2025年9月30日号 (通算25-12号)
農を支える、農と歩むVol.01
農業現場に取材、調査に赴くと必ずと言っていいほど他社、他の団体の方との新たな出会いがある。今回から不定期ながらも「農を支える、農と歩む」と銘打って私が農業現場で出会った方、企業、団体を紹介していく。
初回は、十勝で出会った輸出に力を入れている企業だ。
2025年7月。十勝を訪れたのは台湾の製パン会社(パン屋さん、パン職人)の一行だ。彼らは、北海道産小麦の現場を視察に来たのだ。

(企業説明をする満寿屋商店社長 杉山さん)

(台湾からの参加者)
この研修ツアーを企画したのは、 エバリッチエンタープライズ有限会社(以下、エバリッチ社)CEOの東さん。会社の合言葉は「日本の美味しさを世界に」。シンプルで分かりやすい合言葉だ。現在は、その合言葉のもと、中国をはじめアジア諸国との連携を軸に食の楽しみを世界に拡げているそうだ。
1967年に創業したエバリッチ社は、台湾と日本の食を専門とした貿易を中心にアジア各国で事業を展開している。食品、原材料だけにとどまらず、日本の食品技術や機械をアジア諸国の現地ニーズに合わせ提供・販売しているのだ。
その一環と言えるのだろう、今年3月には台湾・台北において開催された「2025 台北国際ベーカリーショー」に日本から3名のベーカリーシェフを講師として派遣。日本の製パン技術を台湾で広めることも行った。技術を広め、それに伴い農産品である「小麦粉」も広がる。そのような広い視野、長期的な視点で事業に取り組んでいることが分かる。その台湾に派遣したベーカリーシェフの一人が、満寿屋商店の天方さんであることから今回の研修ツアーが企画・実現したのだ。
4月から募集を開始したこの見学ツアー「2025年日本精實手作研習團」は、即座に定員。東京のピッツァの名店での夕食から始まるのだが、このお店で使用している小麦粉は北海道産小麦である。つまり、東京から始まるこの研修ツアーは、北海道産小麦を巡る研修でもあるのだ。

> [記述課題]:
1: 引用文のうち、「農を支える、農と歩むVol.01」から始まり「小麦を巡る研修でもあるのだ。」で終わる部分を一字一句そのまま引用してください。
2: 引用文に名前が出てくる人物をすべて挙げてください。
3: 引用文の最後の文に続けて、この文章を書き進めてください。

> [提供資料]:

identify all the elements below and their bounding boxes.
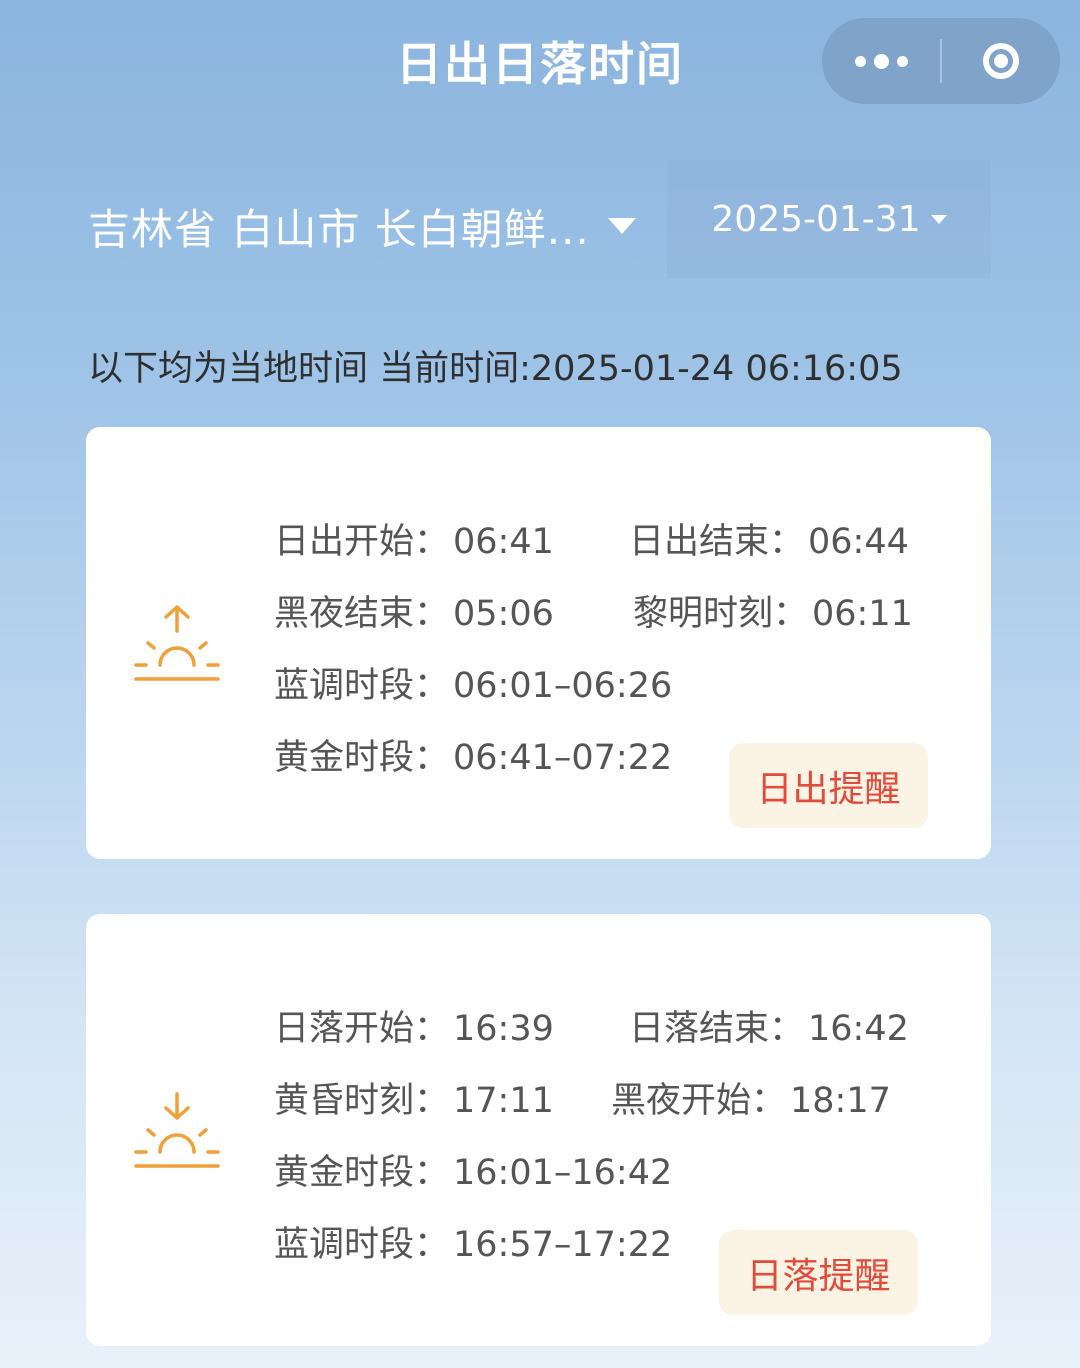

> [解答]:
1:
農を支える、農と歩むVol.01
農業現場に取材、調査に赴くと必ずと言っていいほど他社、他の団体の方との新たな出会いがある。今回から不定期ながらも「農を支える、農と歩む」と銘打って私が農業現場で出会った方、企業、団体を紹介していく。
初回は、十勝で出会った輸出に力を入れている企業だ。
2025年7月。十勝を訪れたのは台湾の製パン会社(パン屋さん、パン職人)の一行だ。彼らは、北海道産小麦の現場を視察に来たのだ。

(企業説明をする満寿屋商店社長 杉山さん)

(台湾からの参加者)
この研修ツアーを企画したのは、 エバリッチエンタープライズ有限会社(以下、エバリッチ社)CEOの東さん。会社の合言葉は「日本の美味しさを世界に」。シンプルで分かりやすい合言葉だ。現在は、その合言葉のもと、中国をはじめアジア諸国との連携を軸に食の楽しみを世界に拡げているそうだ。
1967年に創業したエバリッチ社は、台湾と日本の食を専門とした貿易を中心にアジア各国で事業を展開している。食品、原材料だけにとどまらず、日本の食品技術や機械をアジア諸国の現地ニーズに合わせ提供・販売しているのだ。
その一環と言えるのだろう、今年3月には台湾・台北において開催された「2025 台北国際ベーカリーショー」に日本から3名のベーカリーシェフを講師として派遣。日本の製パン技術を台湾で広めることも行った。技術を広め、それに伴い農産品である「小麦粉」も広がる。そのような広い視野、長期的な視点で事業に取り組んでいることが分かる。その台湾に派遣したベーカリーシェフの一人が、満寿屋商店の天方さんであることから今回の研修ツアーが企画・実現したのだ。
4月から募集を開始したこの見学ツアー「2025年日本精實手作研習團」は、即座に定員。東京のピッツァの名店での夕食から始まるのだが、このお店で使用している小麦粉は北海道産小麦である。つまり、東京から始まるこの研修ツアーは、北海道産小麦を巡る研修でもあるのだ。

2:
杉山さん(満寿屋商店社長)
東さん(エバリッチ社CEO)
天方さん(満寿屋商店のベーカリーシェフ)

3:
2日目は、東京を離れ空路で十勝に。十勝と言えば、広大な農地に広がる小麦畑だ。訪問したのは、本別町の前田農産食品の小麦畑。実際の小麦を見学し、収穫・貯蔵の工程を知ることができたという。その後、北農研に移動し育種についての説明を受けるという研修内容だ。企画した東氏はこの研修ツアーに同行したのだが、この北農研での研修に感銘を受けたという。新品種開発に至るまでの苦労や時間の長さに驚いたそうだ。

(満寿屋商店麦音でインタビューに答える、エバリッチエンタープライズ有限会社CEO東さん)
そして3日目は、いよいよ満寿屋商店の旗艦店である麦音での講習だ。麦音では、満寿屋商店の杉山社長から、なぜ北海道産、その中でも十勝産の小麦を使っているのか、さらに麦音の敷地内にある「麦畑」のお話があった。研修を受けていた人たちは店舗敷地内に小麦があることに驚き、麦に触り、地域の資源を大切にする企業スタンスを理解していた。
続いては、ベーカリーシェフの天方さん、キッチンシェフの馬渕さんによる実技講習だ。参加者は通訳を介してではあるが、積極的に質問をし、また聞き漏らすまいとメモを書いている姿が印象的だった。

(実技講習の場面)

(実技講習)

(講習を受けた方のノート。図説を入れて描いていた)
取材はこの時点で終えたが、翌日は美瑛町、さらには江別市の江別製粉の視察が予定されていた。実際に、北海道で小麦が生育している姿を見学し、さらにそれが地元の工場で製粉されて、パン屋さんでパンになる。ある面では非常に羨ましい状態なのだろう。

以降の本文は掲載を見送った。